- [TASK DESCRIPTION]:
Output every entry exactly as written.

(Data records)
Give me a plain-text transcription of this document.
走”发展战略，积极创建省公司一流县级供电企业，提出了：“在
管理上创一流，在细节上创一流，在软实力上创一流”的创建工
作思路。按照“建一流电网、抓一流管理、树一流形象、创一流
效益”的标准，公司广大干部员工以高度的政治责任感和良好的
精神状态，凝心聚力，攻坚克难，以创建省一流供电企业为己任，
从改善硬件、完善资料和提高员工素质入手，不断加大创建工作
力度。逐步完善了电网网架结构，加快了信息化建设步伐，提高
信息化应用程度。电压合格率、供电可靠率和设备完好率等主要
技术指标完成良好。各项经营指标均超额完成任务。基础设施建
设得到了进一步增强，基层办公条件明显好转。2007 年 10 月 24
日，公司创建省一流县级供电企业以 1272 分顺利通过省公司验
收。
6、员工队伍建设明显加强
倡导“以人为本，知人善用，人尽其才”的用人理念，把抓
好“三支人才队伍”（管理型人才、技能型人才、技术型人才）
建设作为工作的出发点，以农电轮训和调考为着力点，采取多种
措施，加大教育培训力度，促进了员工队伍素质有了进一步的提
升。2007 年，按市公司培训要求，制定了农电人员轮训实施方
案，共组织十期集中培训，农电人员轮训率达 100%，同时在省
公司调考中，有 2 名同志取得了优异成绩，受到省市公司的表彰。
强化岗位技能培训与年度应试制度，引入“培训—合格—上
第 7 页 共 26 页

- [THE SOLUTION]:
Give me a plain-text transcription of this document.
走”发展战略，积极创建省公司一流县级供电企业，提出了：“在
管理上创一流，在细节上创一流，在软实力上创一流”的创建工
作思路。按照“建一流电网、抓一流管理、树一流形象、创一流
效益”的标准，公司广大干部员工以高度的政治责任感和良好的
精神状态，凝心聚力，攻坚克难，以创建省一流供电企业为己任，
从改善硬件、完善资料和提高员工素质入手，不断加大创建工作
力度。逐步完善了电网网架结构，加快了信息化建设步伐，提高
信息化应用程度。电压合格率、供电可靠率和设备完好率等主要
技术指标完成良好。各项经营指标均超额完成任务。基础设施建
设得到了进一步增强，基层办公条件明显好转。2007 年 10 月 24
日，公司创建省一流县级供电企业以 1272 分顺利通过省公司验
收。
6、员工队伍建设明显加强
倡导“以人为本，知人善用，人尽其才”的用人理念，把抓
好“三支人才队伍”（管理型人才、技能型人才、技术型人才）
建设作为工作的出发点，以农电轮训和调考为着力点，采取多种
措施，加大教育培训力度，促进了员工队伍素质有了进一步的提
升。2007 年，按市公司培训要求，制定了农电人员轮训实施方
案，共组织十期集中培训，农电人员轮训率达 100%，同时在省
公司调考中，有 2 名同志取得了优异成绩，受到省市公司的表彰。
强化岗位技能培训与年度应试制度，引入“培训—合格—上
第 7 页 共 26 页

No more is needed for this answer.